▸ **Work to complete**
Are you able to retype all the records below exactly?

** START OF Recorded data **

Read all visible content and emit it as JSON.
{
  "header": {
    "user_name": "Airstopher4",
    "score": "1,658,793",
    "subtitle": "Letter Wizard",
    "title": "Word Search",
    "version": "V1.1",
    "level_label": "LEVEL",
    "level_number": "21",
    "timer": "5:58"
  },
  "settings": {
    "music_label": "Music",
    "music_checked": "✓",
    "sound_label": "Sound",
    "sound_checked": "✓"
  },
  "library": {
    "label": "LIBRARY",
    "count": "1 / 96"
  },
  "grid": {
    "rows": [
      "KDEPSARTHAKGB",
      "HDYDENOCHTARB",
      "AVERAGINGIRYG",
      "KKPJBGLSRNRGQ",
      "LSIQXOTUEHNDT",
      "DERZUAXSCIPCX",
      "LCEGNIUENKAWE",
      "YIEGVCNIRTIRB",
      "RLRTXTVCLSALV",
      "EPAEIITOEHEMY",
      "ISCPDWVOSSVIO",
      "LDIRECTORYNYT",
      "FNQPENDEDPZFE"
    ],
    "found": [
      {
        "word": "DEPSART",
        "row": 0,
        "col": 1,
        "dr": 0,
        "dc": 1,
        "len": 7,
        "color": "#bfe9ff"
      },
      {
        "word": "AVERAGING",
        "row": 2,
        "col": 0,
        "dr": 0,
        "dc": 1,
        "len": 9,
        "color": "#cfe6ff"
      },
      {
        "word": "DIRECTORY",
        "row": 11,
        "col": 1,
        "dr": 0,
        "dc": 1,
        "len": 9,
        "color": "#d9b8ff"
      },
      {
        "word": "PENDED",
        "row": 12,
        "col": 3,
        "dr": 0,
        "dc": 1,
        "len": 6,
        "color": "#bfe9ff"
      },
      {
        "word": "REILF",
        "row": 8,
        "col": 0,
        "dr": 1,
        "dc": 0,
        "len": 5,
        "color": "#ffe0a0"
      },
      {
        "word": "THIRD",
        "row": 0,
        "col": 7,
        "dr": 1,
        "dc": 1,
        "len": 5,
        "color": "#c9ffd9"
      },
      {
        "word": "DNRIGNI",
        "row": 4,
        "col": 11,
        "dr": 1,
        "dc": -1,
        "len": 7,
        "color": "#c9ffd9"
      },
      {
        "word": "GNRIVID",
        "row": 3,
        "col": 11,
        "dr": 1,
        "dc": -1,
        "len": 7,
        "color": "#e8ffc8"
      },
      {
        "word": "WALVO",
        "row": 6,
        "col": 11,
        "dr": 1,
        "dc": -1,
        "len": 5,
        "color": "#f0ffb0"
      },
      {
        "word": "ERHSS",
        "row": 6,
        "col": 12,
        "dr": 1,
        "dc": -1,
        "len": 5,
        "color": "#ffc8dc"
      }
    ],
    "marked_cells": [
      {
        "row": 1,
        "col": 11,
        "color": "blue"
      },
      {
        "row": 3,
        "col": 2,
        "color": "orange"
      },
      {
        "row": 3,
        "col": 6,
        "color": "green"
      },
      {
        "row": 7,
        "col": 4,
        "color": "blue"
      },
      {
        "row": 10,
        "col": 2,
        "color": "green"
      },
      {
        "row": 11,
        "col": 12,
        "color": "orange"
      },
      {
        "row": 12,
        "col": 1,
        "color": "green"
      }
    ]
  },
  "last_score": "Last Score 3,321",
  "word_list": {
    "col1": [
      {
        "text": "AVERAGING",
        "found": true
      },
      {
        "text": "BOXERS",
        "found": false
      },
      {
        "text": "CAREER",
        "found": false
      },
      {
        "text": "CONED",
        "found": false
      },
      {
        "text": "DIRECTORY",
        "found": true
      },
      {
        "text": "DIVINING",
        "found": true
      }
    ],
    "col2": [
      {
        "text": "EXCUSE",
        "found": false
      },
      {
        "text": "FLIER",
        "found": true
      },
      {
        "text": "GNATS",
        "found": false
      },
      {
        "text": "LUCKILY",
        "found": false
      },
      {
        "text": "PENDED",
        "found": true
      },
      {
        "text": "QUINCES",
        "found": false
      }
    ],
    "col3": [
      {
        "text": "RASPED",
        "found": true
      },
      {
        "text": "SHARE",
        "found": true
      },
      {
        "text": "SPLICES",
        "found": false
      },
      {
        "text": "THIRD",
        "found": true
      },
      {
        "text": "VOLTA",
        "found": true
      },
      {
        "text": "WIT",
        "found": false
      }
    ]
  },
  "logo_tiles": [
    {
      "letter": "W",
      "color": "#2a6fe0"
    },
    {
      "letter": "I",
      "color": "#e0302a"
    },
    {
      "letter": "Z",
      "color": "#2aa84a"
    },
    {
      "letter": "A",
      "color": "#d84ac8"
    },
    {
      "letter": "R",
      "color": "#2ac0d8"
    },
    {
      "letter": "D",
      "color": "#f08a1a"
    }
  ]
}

** END OF Recorded data **

▸ **Solution**
Read all visible content and emit it as JSON.
{
  "header": {
    "user_name": "Airstopher4",
    "score": "1,658,793",
    "subtitle": "Letter Wizard",
    "title": "Word Search",
    "version": "V1.1",
    "level_label": "LEVEL",
    "level_number": "21",
    "timer": "5:58"
  },
  "settings": {
    "music_label": "Music",
    "music_checked": "✓",
    "sound_label": "Sound",
    "sound_checked": "✓"
  },
  "library": {
    "label": "LIBRARY",
    "count": "1 / 96"
  },
  "grid": {
    "rows": [
      "KDEPSARTHAKGB",
      "HDYDENOCHTARB",
      "AVERAGINGIRYG",
      "KKPJBGLSRNRGQ",
      "LSIQXOTUEHNDT",
      "DERZUAXSCIPCX",
      "LCEGNIUENKAWE",
      "YIEGVCNIRTIRB",
      "RLRTXTVCLSALV",
      "EPAEIITOEHEMY",
      "ISCPDWVOSSVIO",
      "LDIRECTORYNYT",
      "FNQPENDEDPZFE"
    ],
    "found": [
      {
        "word": "DEPSART",
        "row": 0,
        "col": 1,
        "dr": 0,
        "dc": 1,
        "len": 7,
        "color": "#bfe9ff"
      },
      {
        "word": "AVERAGING",
        "row": 2,
        "col": 0,
        "dr": 0,
        "dc": 1,
        "len": 9,
        "color": "#cfe6ff"
      },
      {
        "word": "DIRECTORY",
        "row": 11,
        "col": 1,
        "dr": 0,
        "dc": 1,
        "len": 9,
        "color": "#d9b8ff"
      },
      {
        "word": "PENDED",
        "row": 12,
        "col": 3,
        "dr": 0,
        "dc": 1,
        "len": 6,
        "color": "#bfe9ff"
      },
      {
        "word": "REILF",
        "row": 8,
        "col": 0,
        "dr": 1,
        "dc": 0,
        "len": 5,
        "color": "#ffe0a0"
      },
      {
        "word": "THIRD",
        "row": 0,
        "col": 7,
        "dr": 1,
        "dc": 1,
        "len": 5,
        "color": "#c9ffd9"
      },
      {
        "word": "DNRIGNI",
        "row": 4,
        "col": 11,
        "dr": 1,
        "dc": -1,
        "len": 7,
        "color": "#c9ffd9"
      },
      {
        "word": "GNRIVID",
        "row": 3,
        "col": 11,
        "dr": 1,
        "dc": -1,
        "len": 7,
        "color": "#e8ffc8"
      },
      {
        "word": "WALVO",
        "row": 6,
        "col": 11,
        "dr": 1,
        "dc": -1,
        "len": 5,
        "color": "#f0ffb0"
      },
      {
        "word": "ERHSS",
        "row": 6,
        "col": 12,
        "dr": 1,
        "dc": -1,
        "len": 5,
        "color": "#ffc8dc"
      }
    ],
    "marked_cells": [
      {
        "row": 1,
        "col": 11,
        "color": "blue"
      },
      {
        "row": 3,
        "col": 2,
        "color": "orange"
      },
      {
        "row": 3,
        "col": 6,
        "color": "green"
      },
      {
        "row": 7,
        "col": 4,
        "color": "blue"
      },
      {
        "row": 10,
        "col": 2,
        "color": "green"
      },
      {
        "row": 11,
        "col": 12,
        "color": "orange"
      },
      {
        "row": 12,
        "col": 1,
        "color": "green"
      }
    ]
  },
  "last_score": "Last Score 3,321",
  "word_list": {
    "col1": [
      {
        "text": "AVERAGING",
        "found": true
      },
      {
        "text": "BOXERS",
        "found": false
      },
      {
        "text": "CAREER",
        "found": false
      },
      {
        "text": "CONED",
        "found": false
      },
      {
        "text": "DIRECTORY",
        "found": true
      },
      {
        "text": "DIVINING",
        "found": true
      }
    ],
    "col2": [
      {
        "text": "EXCUSE",
        "found": false
      },
      {
        "text": "FLIER",
        "found": true
      },
      {
        "text": "GNATS",
        "found": false
      },
      {
        "text": "LUCKILY",
        "found": false
      },
      {
        "text": "PENDED",
        "found": true
      },
      {
        "text": "QUINCES",
        "found": false
      }
    ],
    "col3": [
      {
        "text": "RASPED",
        "found": true
      },
      {
        "text": "SHARE",
        "found": true
      },
      {
        "text": "SPLICES",
        "found": false
      },
      {
        "text": "THIRD",
        "found": true
      },
      {
        "text": "VOLTA",
        "found": true
      },
      {
        "text": "WIT",
        "found": false
      }
    ]
  },
  "logo_tiles": [
    {
      "letter": "W",
      "color": "#2a6fe0"
    },
    {
      "letter": "I",
      "color": "#e0302a"
    },
    {
      "letter": "Z",
      "color": "#2aa84a"
    },
    {
      "letter": "A",
      "color": "#d84ac8"
    },
    {
      "letter": "R",
      "color": "#2ac0d8"
    },
    {
      "letter": "D",
      "color": "#f08a1a"
    }
  ]
}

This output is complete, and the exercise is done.